- _GIVEN EXERCISE_
Each line of the material below should be reproduced exactly.

Dataset listings of figures
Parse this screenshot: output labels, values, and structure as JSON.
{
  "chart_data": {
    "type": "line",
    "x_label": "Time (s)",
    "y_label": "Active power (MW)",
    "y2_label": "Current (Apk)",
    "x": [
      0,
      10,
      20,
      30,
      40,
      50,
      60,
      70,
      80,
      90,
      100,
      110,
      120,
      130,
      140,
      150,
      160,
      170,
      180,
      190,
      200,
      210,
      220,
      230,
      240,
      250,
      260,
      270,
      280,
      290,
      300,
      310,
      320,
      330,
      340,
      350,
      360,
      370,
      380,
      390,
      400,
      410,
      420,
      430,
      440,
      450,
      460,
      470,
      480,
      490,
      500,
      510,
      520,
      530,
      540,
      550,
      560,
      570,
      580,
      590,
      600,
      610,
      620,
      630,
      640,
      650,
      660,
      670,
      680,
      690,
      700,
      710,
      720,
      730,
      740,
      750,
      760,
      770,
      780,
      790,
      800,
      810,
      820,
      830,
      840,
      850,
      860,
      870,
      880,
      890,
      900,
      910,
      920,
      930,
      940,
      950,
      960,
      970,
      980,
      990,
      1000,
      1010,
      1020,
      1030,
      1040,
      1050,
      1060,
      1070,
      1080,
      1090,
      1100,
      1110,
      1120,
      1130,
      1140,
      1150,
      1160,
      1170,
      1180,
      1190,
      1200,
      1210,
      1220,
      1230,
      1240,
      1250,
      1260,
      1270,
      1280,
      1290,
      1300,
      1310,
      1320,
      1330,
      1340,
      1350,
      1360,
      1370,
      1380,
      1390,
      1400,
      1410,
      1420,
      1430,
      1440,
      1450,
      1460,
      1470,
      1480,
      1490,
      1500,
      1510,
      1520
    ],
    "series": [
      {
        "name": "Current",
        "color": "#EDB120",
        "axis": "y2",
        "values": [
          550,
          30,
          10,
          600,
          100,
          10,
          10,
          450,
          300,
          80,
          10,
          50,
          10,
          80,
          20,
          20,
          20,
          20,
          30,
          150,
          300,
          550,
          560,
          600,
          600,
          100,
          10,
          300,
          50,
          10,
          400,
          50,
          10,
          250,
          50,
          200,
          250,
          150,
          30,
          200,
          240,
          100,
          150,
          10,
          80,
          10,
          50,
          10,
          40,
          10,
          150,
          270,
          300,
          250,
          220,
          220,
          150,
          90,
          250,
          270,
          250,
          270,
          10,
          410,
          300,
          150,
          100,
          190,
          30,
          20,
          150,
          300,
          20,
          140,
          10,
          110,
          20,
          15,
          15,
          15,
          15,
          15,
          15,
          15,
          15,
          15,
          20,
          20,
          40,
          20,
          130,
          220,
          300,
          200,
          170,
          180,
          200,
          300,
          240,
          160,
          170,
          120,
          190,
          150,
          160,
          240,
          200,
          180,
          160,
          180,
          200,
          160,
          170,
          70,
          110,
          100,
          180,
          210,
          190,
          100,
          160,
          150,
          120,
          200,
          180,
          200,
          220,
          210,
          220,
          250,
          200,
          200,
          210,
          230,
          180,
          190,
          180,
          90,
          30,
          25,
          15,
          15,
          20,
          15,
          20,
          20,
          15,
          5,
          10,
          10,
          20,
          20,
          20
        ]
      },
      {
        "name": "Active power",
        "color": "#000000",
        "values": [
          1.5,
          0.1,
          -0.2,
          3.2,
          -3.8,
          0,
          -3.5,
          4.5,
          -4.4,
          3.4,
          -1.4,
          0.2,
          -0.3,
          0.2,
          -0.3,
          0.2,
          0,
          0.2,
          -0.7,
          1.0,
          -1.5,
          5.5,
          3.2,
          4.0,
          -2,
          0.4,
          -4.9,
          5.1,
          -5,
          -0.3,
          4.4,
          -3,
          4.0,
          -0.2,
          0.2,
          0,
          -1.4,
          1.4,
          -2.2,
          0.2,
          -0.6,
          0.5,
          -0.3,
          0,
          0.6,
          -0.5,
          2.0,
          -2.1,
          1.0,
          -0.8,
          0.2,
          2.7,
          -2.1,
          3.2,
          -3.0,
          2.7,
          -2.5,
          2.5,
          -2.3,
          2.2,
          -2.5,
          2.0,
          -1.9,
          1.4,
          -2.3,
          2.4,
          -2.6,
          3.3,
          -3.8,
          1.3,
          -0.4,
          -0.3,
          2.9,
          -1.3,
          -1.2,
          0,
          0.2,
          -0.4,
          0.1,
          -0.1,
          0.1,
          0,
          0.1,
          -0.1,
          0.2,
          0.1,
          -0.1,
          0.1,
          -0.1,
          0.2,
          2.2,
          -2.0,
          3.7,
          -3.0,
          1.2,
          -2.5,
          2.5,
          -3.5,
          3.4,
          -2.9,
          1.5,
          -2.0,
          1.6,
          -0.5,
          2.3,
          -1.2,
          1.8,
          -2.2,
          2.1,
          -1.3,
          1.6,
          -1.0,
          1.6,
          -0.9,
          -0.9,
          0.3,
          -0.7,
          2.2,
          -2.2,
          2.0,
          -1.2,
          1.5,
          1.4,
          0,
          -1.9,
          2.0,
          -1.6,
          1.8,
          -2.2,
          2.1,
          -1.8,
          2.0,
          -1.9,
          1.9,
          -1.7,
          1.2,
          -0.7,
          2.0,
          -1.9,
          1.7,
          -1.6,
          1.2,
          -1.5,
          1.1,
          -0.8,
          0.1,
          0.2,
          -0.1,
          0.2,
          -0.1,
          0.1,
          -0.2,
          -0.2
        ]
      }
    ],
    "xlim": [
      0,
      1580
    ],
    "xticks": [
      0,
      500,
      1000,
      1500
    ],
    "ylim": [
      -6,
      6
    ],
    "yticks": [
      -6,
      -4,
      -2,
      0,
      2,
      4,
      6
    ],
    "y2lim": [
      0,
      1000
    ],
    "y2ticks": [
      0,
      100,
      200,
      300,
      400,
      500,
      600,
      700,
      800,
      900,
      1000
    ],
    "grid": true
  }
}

- _CORRECT RESULT_
Parse this screenshot: output labels, values, and structure as JSON.
{
  "chart_data": {
    "type": "line",
    "x_label": "Time (s)",
    "y_label": "Active power (MW)",
    "y2_label": "Current (Apk)",
    "x": [
      0,
      10,
      20,
      30,
      40,
      50,
      60,
      70,
      80,
      90,
      100,
      110,
      120,
      130,
      140,
      150,
      160,
      170,
      180,
      190,
      200,
      210,
      220,
      230,
      240,
      250,
      260,
      270,
      280,
      290,
      300,
      310,
      320,
      330,
      340,
      350,
      360,
      370,
      380,
      390,
      400,
      410,
      420,
      430,
      440,
      450,
      460,
      470,
      480,
      490,
      500,
      510,
      520,
      530,
      540,
      550,
      560,
      570,
      580,
      590,
      600,
      610,
      620,
      630,
      640,
      650,
      660,
      670,
      680,
      690,
      700,
      710,
      720,
      730,
      740,
      750,
      760,
      770,
      780,
      790,
      800,
      810,
      820,
      830,
      840,
      850,
      860,
      870,
      880,
      890,
      900,
      910,
      920,
      930,
      940,
      950,
      960,
      970,
      980,
      990,
      1000,
      1010,
      1020,
      1030,
      1040,
      1050,
      1060,
      1070,
      1080,
      1090,
      1100,
      1110,
      1120,
      1130,
      1140,
      1150,
      1160,
      1170,
      1180,
      1190,
      1200,
      1210,
      1220,
      1230,
      1240,
      1250,
      1260,
      1270,
      1280,
      1290,
      1300,
      1310,
      1320,
      1330,
      1340,
      1350,
      1360,
      1370,
      1380,
      1390,
      1400,
      1410,
      1420,
      1430,
      1440,
      1450,
      1460,
      1470,
      1480,
      1490,
      1500,
      1510,
      1520
    ],
    "series": [
      {
        "name": "Current",
        "color": "#EDB120",
        "axis": "y2",
        "values": [
          550,
          30,
          10,
          600,
          100,
          10,
          10,
          450,
          300,
          80,
          10,
          50,
          10,
          80,
          20,
          20,
          20,
          20,
          30,
          150,
          300,
          550,
          560,
          600,
          600,
          100,
          10,
          300,
          50,
          10,
          400,
          50,
          10,
          250,
          50,
          200,
          250,
          150,
          30,
          200,
          240,
          100,
          150,
          10,
          80,
          10,
          50,
          10,
          40,
          10,
          150,
          270,
          300,
          250,
          220,
          220,
          150,
          90,
          250,
          270,
          250,
          270,
          10,
          410,
          300,
          150,
          100,
          190,
          30,
          20,
          150,
          300,
          20,
          140,
          10,
          110,
          20,
          15,
          15,
          15,
          15,
          15,
          15,
          15,
          15,
          15,
          20,
          20,
          40,
          20,
          130,
          220,
          300,
          200,
          170,
          180,
          200,
          300,
          240,
          160,
          170,
          120,
          190,
          150,
          160,
          240,
          200,
          180,
          160,
          180,
          200,
          160,
          170,
          70,
          110,
          100,
          180,
          210,
          190,
          100,
          160,
          150,
          120,
          200,
          180,
          200,
          220,
          210,
          220,
          250,
          200,
          200,
          210,
          230,
          180,
          190,
          180,
          90,
          30,
          25,
          15,
          15,
          20,
          15,
          20,
          20,
          15,
          5,
          10,
          10,
          20,
          20,
          20
        ]
      },
      {
        "name": "Active power",
        "color": "#000000",
        "values": [
          1.5,
          0.1,
          -0.2,
          3.2,
          -3.8,
          0,
          -3.5,
          4.5,
          -4.4,
          3.4,
          -1.4,
          0.2,
          -0.3,
          0.2,
          -0.3,
          0.2,
          0,
          0.2,
          -0.7,
          1.0,
          -1.5,
          5.5,
          3.2,
          4.0,
          -2,
          0.4,
          -4.9,
          5.1,
          -5,
          -0.3,
          4.4,
          -3,
          4.0,
          -0.2,
          0.2,
          0,
          -1.4,
          1.4,
          -2.2,
          0.2,
          -0.6,
          0.5,
          -0.3,
          0,
          0.6,
          -0.5,
          2.0,
          -2.1,
          1.0,
          -0.8,
          0.2,
          2.7,
          -2.1,
          3.2,
          -3.0,
          2.7,
          -2.5,
          2.5,
          -2.3,
          2.2,
          -2.5,
          2.0,
          -1.9,
          1.4,
          -2.3,
          2.4,
          -2.6,
          3.3,
          -3.8,
          1.3,
          -0.4,
          -0.3,
          2.9,
          -1.3,
          -1.2,
          0,
          0.2,
          -0.4,
          0.1,
          -0.1,
          0.1,
          0,
          0.1,
          -0.1,
          0.2,
          0.1,
          -0.1,
          0.1,
          -0.1,
          0.2,
          2.2,
          -2.0,
          3.7,
          -3.0,
          1.2,
          -2.5,
          2.5,
          -3.5,
          3.4,
          -2.9,
          1.5,
          -2.0,
          1.6,
          -0.5,
          2.3,
          -1.2,
          1.8,
          -2.2,
          2.1,
          -1.3,
          1.6,
          -1.0,
          1.6,
          -0.9,
          -0.9,
          0.3,
          -0.7,
          2.2,
          -2.2,
          2.0,
          -1.2,
          1.5,
          1.4,
          0,
          -1.9,
          2.0,
          -1.6,
          1.8,
          -2.2,
          2.1,
          -1.8,
          2.0,
          -1.9,
          1.9,
          -1.7,
          1.2,
          -0.7,
          2.0,
          -1.9,
          1.7,
          -1.6,
          1.2,
          -1.5,
          1.1,
          -0.8,
          0.1,
          0.2,
          -0.1,
          0.2,
          -0.1,
          0.1,
          -0.2,
          -0.2
        ]
      }
    ],
    "xlim": [
      0,
      1580
    ],
    "xticks": [
      0,
      500,
      1000,
      1500
    ],
    "ylim": [
      -6,
      6
    ],
    "yticks": [
      -6,
      -4,
      -2,
      0,
      2,
      4,
      6
    ],
    "y2lim": [
      0,
      1000
    ],
    "y2ticks": [
      0,
      100,
      200,
      300,
      400,
      500,
      600,
      700,
      800,
      900,
      1000
    ],
    "grid": true
  }
}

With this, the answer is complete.